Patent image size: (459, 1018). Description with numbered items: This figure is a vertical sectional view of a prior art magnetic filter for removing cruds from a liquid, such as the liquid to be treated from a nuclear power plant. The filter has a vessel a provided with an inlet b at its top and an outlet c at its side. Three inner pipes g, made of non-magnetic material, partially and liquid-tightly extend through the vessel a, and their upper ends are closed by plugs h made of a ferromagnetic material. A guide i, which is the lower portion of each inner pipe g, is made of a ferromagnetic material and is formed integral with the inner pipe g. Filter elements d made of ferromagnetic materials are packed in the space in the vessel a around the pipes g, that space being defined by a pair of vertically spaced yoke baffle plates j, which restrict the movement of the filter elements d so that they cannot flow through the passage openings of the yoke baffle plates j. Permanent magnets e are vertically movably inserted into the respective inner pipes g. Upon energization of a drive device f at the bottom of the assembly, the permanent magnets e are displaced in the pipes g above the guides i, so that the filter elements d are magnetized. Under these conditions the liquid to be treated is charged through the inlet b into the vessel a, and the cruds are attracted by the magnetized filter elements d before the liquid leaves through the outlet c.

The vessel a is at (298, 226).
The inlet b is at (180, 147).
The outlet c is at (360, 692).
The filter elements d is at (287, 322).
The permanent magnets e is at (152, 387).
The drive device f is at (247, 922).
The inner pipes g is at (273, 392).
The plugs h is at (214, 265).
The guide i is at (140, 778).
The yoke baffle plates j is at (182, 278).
· · · · · · ·
- [Exercise details] Reproduce every item above word for word.

- [Written answer]
Patent image size: (459, 1018). Description with numbered items: This figure is a vertical sectional view of a prior art magnetic filter for removing cruds from a liquid, such as the liquid to be treated from a nuclear power plant. The filter has a vessel a provided with an inlet b at its top and an outlet c at its side. Three inner pipes g, made of non-magnetic material, partially and liquid-tightly extend through the vessel a, and their upper ends are closed by plugs h made of a ferromagnetic material. A guide i, which is the lower portion of each inner pipe g, is made of a ferromagnetic material and is formed integral with the inner pipe g. Filter elements d made of ferromagnetic materials are packed in the space in the vessel a around the pipes g, that space being defined by a pair of vertically spaced yoke baffle plates j, which restrict the movement of the filter elements d so that they cannot flow through the passage openings of the yoke baffle plates j. Permanent magnets e are vertically movably inserted into the respective inner pipes g. Upon energization of a drive device f at the bottom of the assembly, the permanent magnets e are displaced in the pipes g above the guides i, so that the filter elements d are magnetized. Under these conditions the liquid to be treated is charged through the inlet b into the vessel a, and the cruds are attracted by the magnetized filter elements d before the liquid leaves through the outlet c.

The vessel a is at (298, 226).
The inlet b is at (180, 147).
The outlet c is at (360, 692).
The filter elements d is at (287, 322).
The permanent magnets e is at (152, 387).
The drive device f is at (247, 922).
The inner pipes g is at (273, 392).
The plugs h is at (214, 265).
The guide i is at (140, 778).
The yoke baffle plates j is at (182, 278).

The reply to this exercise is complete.